Rising Stars — Revival of Five Rare Georgian Varieties

Today we're highlighting five rare indigenous grape varieties that have rightfully earned recognition and growing popularity among wine enthusiasts. Selected from hundreds of distinctive Vitis vinifera cultivars native to Georgia, these unique grapes showcase remarkable character, each expressing an authentic sense of place. Let's explore what makes these varieties special and deserving of attention.

Kakhuri Mtsvivani

Kakhuri Mtsvivani
Kakhuri Mtsvivani grapes

Kakhuri Mtsvivani has a fascinating history of near-extinction and revival. Like many Georgian grape varieties, its name follows distinctive conventions derived from unique traits or behaviors. "Mtsvivani" translates literally to "falling," presumably referencing its reputation for easily dropping from the vine upon ripeness—though this trait remains anecdotal, as contemporary growers have not directly observed it.

Historically prevalent throughout Kakheti, Mtsvivani began its decline with the devastating arrival of Phylloxera, a pest that decimated vineyards worldwide. Its situation worsened further during the Soviet era, where agricultural policies favored uniformity, standardization, and high yields. Tamaz Konchoshvili, President of Corporation Kindzmarauli, vividly recalls this shift: "I remember well that when I was a child, Kakhetian Mtsvivani constituted 10%–15% of vineyards in Kvareli. However, the Communist era’s emphasis on two or three high-yielding varieties pushed it, and many others, to the brink of extinction."

The dramatic revival of Mtsvivani began in the early 1990s, thanks to Konchoshvili’s dedicated efforts. After unsuccessful attempts to locate the variety in his father’s vineyard, Konchoshvili finally discovered surviving Mtsvivani cuttings in the neglected vineyard of his former schoolteacher, Shota Rusiashvili, just before the vineyard was scheduled for removal. Rescuing these cuttings in 1992, he propagated grafted vines and successfully replanted them by 1994. Today, that restored vineyard row serves as a crucial resource for ongoing preservation and propagation efforts.

Historically, Georgian ampelographers documented six distinct grape varieties bearing the name "Mtsvivani": Kakhetian Mtsvivani, Adreula Mtsvivani, Patalanthian Mtsvivani, Imeretian Mtsvivani, Rachian Mtsvivani, and Gurian Mtsvivani. Each exhibits unique characteristics and adaptations to regional climates—interestingly, Gurian Mtsvivani is a red grape, whereas the others produce white grapes scattered across Kakheti, Imereti, and Racha-Lechkhumi. Recent findings have added another variation, Meskhetian Mtsvivani, further enriching the diversity within this grape family.

[Supplied material]

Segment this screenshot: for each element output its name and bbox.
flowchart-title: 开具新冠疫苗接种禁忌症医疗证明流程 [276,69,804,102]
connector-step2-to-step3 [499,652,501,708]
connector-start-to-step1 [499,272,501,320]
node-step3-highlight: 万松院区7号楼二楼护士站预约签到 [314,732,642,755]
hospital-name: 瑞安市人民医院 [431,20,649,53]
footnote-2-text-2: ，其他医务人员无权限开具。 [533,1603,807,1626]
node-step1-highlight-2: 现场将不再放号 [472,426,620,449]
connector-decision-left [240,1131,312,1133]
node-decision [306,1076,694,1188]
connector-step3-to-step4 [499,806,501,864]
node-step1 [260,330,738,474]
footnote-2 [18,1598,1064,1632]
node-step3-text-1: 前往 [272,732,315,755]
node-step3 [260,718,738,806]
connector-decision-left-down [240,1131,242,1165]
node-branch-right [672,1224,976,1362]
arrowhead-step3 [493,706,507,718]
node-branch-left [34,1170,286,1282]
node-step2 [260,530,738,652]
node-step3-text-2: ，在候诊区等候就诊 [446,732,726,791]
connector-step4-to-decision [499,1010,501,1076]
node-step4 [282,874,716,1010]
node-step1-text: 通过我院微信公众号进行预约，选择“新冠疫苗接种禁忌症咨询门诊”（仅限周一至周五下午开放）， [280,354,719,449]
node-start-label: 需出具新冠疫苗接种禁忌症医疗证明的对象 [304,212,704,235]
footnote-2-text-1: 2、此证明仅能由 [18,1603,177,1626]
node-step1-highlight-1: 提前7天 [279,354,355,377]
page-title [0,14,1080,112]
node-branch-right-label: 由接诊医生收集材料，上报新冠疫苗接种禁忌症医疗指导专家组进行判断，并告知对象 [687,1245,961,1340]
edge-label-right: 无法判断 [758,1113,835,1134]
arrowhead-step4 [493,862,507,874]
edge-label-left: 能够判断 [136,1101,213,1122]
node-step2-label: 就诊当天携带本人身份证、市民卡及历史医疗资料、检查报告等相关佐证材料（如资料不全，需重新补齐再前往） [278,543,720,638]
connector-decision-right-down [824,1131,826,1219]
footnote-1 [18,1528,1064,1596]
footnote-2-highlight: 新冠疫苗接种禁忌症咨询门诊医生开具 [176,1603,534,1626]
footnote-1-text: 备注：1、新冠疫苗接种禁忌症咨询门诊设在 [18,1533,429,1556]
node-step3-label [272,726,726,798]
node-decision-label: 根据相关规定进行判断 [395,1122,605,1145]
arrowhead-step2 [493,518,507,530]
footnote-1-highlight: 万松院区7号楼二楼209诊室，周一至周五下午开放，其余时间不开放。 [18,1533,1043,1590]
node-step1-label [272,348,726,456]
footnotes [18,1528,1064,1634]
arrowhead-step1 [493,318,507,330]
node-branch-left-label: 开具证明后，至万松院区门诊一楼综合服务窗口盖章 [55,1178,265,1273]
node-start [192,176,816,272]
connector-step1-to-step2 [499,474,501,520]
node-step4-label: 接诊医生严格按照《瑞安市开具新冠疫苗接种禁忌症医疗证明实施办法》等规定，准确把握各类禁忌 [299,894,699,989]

[Directions]
1. According to the text on rare Georgian grapes, in whose vineyard did Tamaz Konchoshvili find surviving Mtsvivani cuttings?
2. List the six grape varieties named "Mtsvivani" that, according to the text on rare Georgian grapes, Georgian ampelographers historically documented.

[Answers per task]
1. He found them in the neglected vineyard of his former schoolteacher, Shota Rusiashvili.

2. Kakhetian Mtsvivani, Adreula Mtsvivani, Patalanthian Mtsvivani, Imeretian Mtsvivani, Rachian Mtsvivani, Gurian Mtsvivani